-- Start Information given --

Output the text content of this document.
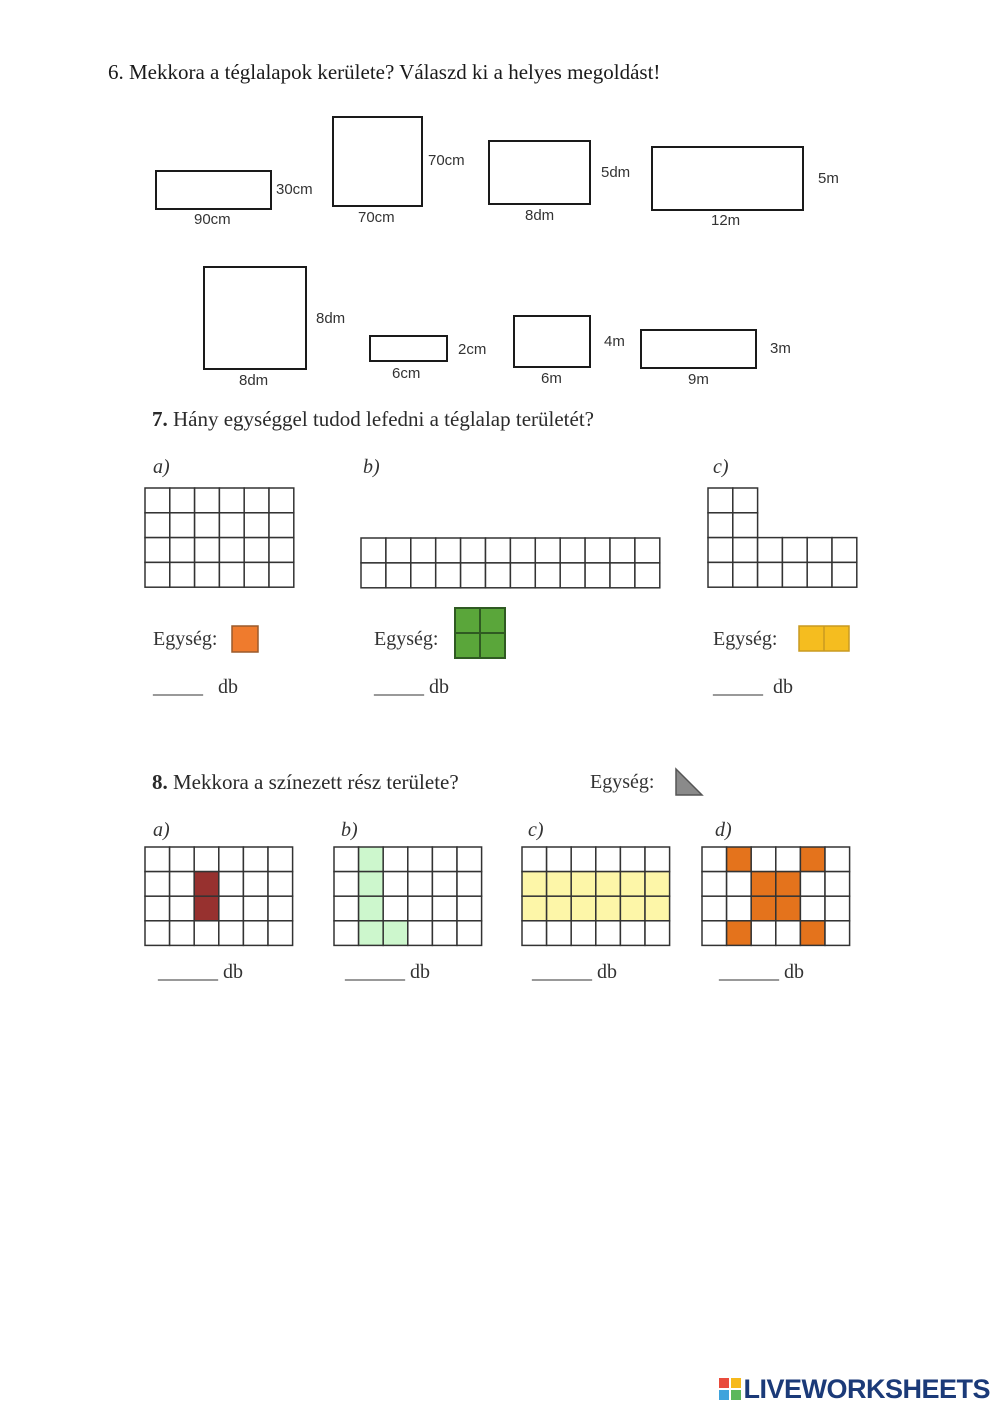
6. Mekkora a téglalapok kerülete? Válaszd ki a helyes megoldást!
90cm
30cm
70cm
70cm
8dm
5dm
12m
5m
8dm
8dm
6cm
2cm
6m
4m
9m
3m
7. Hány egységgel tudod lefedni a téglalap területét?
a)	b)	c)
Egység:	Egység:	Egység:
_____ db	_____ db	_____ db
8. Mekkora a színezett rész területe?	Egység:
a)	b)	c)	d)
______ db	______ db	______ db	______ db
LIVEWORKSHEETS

-- End Information given --

*Written exercise:*
Would you set down the listing exactly, omitting pictures?

*Task answer:*
Output the text content of this document.
6. Mekkora a téglalapok kerülete? Válaszd ki a helyes megoldást!
90cm
30cm
70cm
70cm
8dm
5dm
12m
5m
8dm
8dm
6cm
2cm
6m
4m
9m
3m
7. Hány egységgel tudod lefedni a téglalap területét?
a)	b)	c)
Egység:	Egység:	Egység:
_____ db	_____ db	_____ db
8. Mekkora a színezett rész területe?	Egység:
a)	b)	c)	d)
______ db	______ db	______ db	______ db
LIVEWORKSHEETS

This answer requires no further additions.